* Work to be completed
Copy every record below, exactly as written.

* Rows

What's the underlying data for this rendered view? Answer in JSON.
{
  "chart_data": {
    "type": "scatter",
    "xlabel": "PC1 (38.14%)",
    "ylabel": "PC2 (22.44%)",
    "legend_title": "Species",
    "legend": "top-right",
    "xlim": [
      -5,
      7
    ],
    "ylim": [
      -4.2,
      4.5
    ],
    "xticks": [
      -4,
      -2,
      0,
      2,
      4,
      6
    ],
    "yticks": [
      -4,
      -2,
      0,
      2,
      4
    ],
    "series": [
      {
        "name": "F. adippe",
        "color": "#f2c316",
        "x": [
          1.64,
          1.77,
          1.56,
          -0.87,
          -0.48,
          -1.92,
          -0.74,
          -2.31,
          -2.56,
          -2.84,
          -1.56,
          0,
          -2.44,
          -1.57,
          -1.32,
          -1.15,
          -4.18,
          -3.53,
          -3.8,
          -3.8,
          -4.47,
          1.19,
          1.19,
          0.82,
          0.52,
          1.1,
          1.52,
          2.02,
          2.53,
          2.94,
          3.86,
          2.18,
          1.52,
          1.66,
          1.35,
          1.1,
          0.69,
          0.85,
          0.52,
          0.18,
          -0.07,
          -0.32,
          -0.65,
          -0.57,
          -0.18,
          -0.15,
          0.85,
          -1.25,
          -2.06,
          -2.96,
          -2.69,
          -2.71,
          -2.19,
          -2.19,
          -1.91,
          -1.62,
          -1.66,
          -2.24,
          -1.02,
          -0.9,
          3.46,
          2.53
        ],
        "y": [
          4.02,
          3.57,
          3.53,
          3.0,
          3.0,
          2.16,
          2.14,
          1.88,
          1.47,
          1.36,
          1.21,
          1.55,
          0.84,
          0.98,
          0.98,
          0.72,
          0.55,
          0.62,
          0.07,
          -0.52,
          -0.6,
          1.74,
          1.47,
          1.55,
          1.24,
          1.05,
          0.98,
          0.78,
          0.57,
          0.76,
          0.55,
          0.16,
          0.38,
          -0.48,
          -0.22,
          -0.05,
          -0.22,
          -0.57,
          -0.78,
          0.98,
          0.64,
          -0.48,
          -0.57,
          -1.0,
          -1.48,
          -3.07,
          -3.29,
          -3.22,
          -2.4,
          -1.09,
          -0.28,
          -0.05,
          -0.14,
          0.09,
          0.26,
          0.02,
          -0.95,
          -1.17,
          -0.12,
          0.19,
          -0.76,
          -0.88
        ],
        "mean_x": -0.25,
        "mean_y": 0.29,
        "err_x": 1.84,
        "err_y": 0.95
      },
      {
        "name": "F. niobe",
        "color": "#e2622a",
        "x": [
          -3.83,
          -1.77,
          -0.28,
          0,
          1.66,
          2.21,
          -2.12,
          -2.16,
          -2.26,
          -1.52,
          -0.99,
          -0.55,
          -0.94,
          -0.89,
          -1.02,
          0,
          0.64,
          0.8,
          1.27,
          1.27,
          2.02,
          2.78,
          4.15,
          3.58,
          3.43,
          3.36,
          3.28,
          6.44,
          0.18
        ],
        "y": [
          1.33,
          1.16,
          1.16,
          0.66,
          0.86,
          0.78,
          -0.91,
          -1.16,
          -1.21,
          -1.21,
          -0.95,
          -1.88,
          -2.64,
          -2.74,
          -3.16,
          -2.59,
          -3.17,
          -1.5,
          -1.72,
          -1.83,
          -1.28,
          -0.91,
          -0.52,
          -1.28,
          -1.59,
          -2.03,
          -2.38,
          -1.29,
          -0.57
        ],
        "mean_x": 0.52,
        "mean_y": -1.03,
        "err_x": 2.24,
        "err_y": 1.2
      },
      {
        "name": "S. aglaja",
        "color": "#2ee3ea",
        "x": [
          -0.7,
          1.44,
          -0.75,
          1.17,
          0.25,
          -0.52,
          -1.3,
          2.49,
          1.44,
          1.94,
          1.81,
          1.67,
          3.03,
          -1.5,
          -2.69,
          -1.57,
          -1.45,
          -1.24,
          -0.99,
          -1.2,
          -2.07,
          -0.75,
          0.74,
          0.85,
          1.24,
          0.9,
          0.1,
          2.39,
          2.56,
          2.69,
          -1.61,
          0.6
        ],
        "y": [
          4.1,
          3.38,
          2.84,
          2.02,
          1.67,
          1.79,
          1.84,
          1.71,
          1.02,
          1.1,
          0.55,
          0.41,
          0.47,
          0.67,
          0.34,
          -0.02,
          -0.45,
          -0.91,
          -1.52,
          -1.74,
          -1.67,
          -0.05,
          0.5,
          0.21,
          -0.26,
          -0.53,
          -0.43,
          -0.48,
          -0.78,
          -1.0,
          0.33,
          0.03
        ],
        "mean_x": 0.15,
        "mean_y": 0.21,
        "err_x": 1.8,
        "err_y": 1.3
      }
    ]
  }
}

* Finished answer
What's the underlying data for this rendered view? Answer in JSON.
{
  "chart_data": {
    "type": "scatter",
    "xlabel": "PC1 (38.14%)",
    "ylabel": "PC2 (22.44%)",
    "legend_title": "Species",
    "legend": "top-right",
    "xlim": [
      -5,
      7
    ],
    "ylim": [
      -4.2,
      4.5
    ],
    "xticks": [
      -4,
      -2,
      0,
      2,
      4,
      6
    ],
    "yticks": [
      -4,
      -2,
      0,
      2,
      4
    ],
    "series": [
      {
        "name": "F. adippe",
        "color": "#f2c316",
        "x": [
          1.64,
          1.77,
          1.56,
          -0.87,
          -0.48,
          -1.92,
          -0.74,
          -2.31,
          -2.56,
          -2.84,
          -1.56,
          0,
          -2.44,
          -1.57,
          -1.32,
          -1.15,
          -4.18,
          -3.53,
          -3.8,
          -3.8,
          -4.47,
          1.19,
          1.19,
          0.82,
          0.52,
          1.1,
          1.52,
          2.02,
          2.53,
          2.94,
          3.86,
          2.18,
          1.52,
          1.66,
          1.35,
          1.1,
          0.69,
          0.85,
          0.52,
          0.18,
          -0.07,
          -0.32,
          -0.65,
          -0.57,
          -0.18,
          -0.15,
          0.85,
          -1.25,
          -2.06,
          -2.96,
          -2.69,
          -2.71,
          -2.19,
          -2.19,
          -1.91,
          -1.62,
          -1.66,
          -2.24,
          -1.02,
          -0.9,
          3.46,
          2.53
        ],
        "y": [
          4.02,
          3.57,
          3.53,
          3.0,
          3.0,
          2.16,
          2.14,
          1.88,
          1.47,
          1.36,
          1.21,
          1.55,
          0.84,
          0.98,
          0.98,
          0.72,
          0.55,
          0.62,
          0.07,
          -0.52,
          -0.6,
          1.74,
          1.47,
          1.55,
          1.24,
          1.05,
          0.98,
          0.78,
          0.57,
          0.76,
          0.55,
          0.16,
          0.38,
          -0.48,
          -0.22,
          -0.05,
          -0.22,
          -0.57,
          -0.78,
          0.98,
          0.64,
          -0.48,
          -0.57,
          -1.0,
          -1.48,
          -3.07,
          -3.29,
          -3.22,
          -2.4,
          -1.09,
          -0.28,
          -0.05,
          -0.14,
          0.09,
          0.26,
          0.02,
          -0.95,
          -1.17,
          -0.12,
          0.19,
          -0.76,
          -0.88
        ],
        "mean_x": -0.25,
        "mean_y": 0.29,
        "err_x": 1.84,
        "err_y": 0.95
      },
      {
        "name": "F. niobe",
        "color": "#e2622a",
        "x": [
          -3.83,
          -1.77,
          -0.28,
          0,
          1.66,
          2.21,
          -2.12,
          -2.16,
          -2.26,
          -1.52,
          -0.99,
          -0.55,
          -0.94,
          -0.89,
          -1.02,
          0,
          0.64,
          0.8,
          1.27,
          1.27,
          2.02,
          2.78,
          4.15,
          3.58,
          3.43,
          3.36,
          3.28,
          6.44,
          0.18
        ],
        "y": [
          1.33,
          1.16,
          1.16,
          0.66,
          0.86,
          0.78,
          -0.91,
          -1.16,
          -1.21,
          -1.21,
          -0.95,
          -1.88,
          -2.64,
          -2.74,
          -3.16,
          -2.59,
          -3.17,
          -1.5,
          -1.72,
          -1.83,
          -1.28,
          -0.91,
          -0.52,
          -1.28,
          -1.59,
          -2.03,
          -2.38,
          -1.29,
          -0.57
        ],
        "mean_x": 0.52,
        "mean_y": -1.03,
        "err_x": 2.24,
        "err_y": 1.2
      },
      {
        "name": "S. aglaja",
        "color": "#2ee3ea",
        "x": [
          -0.7,
          1.44,
          -0.75,
          1.17,
          0.25,
          -0.52,
          -1.3,
          2.49,
          1.44,
          1.94,
          1.81,
          1.67,
          3.03,
          -1.5,
          -2.69,
          -1.57,
          -1.45,
          -1.24,
          -0.99,
          -1.2,
          -2.07,
          -0.75,
          0.74,
          0.85,
          1.24,
          0.9,
          0.1,
          2.39,
          2.56,
          2.69,
          -1.61,
          0.6
        ],
        "y": [
          4.1,
          3.38,
          2.84,
          2.02,
          1.67,
          1.79,
          1.84,
          1.71,
          1.02,
          1.1,
          0.55,
          0.41,
          0.47,
          0.67,
          0.34,
          -0.02,
          -0.45,
          -0.91,
          -1.52,
          -1.74,
          -1.67,
          -0.05,
          0.5,
          0.21,
          -0.26,
          -0.53,
          -0.43,
          -0.48,
          -0.78,
          -1.0,
          0.33,
          0.03
        ],
        "mean_x": 0.15,
        "mean_y": 0.21,
        "err_x": 1.8,
        "err_y": 1.3
      }
    ]
  }
}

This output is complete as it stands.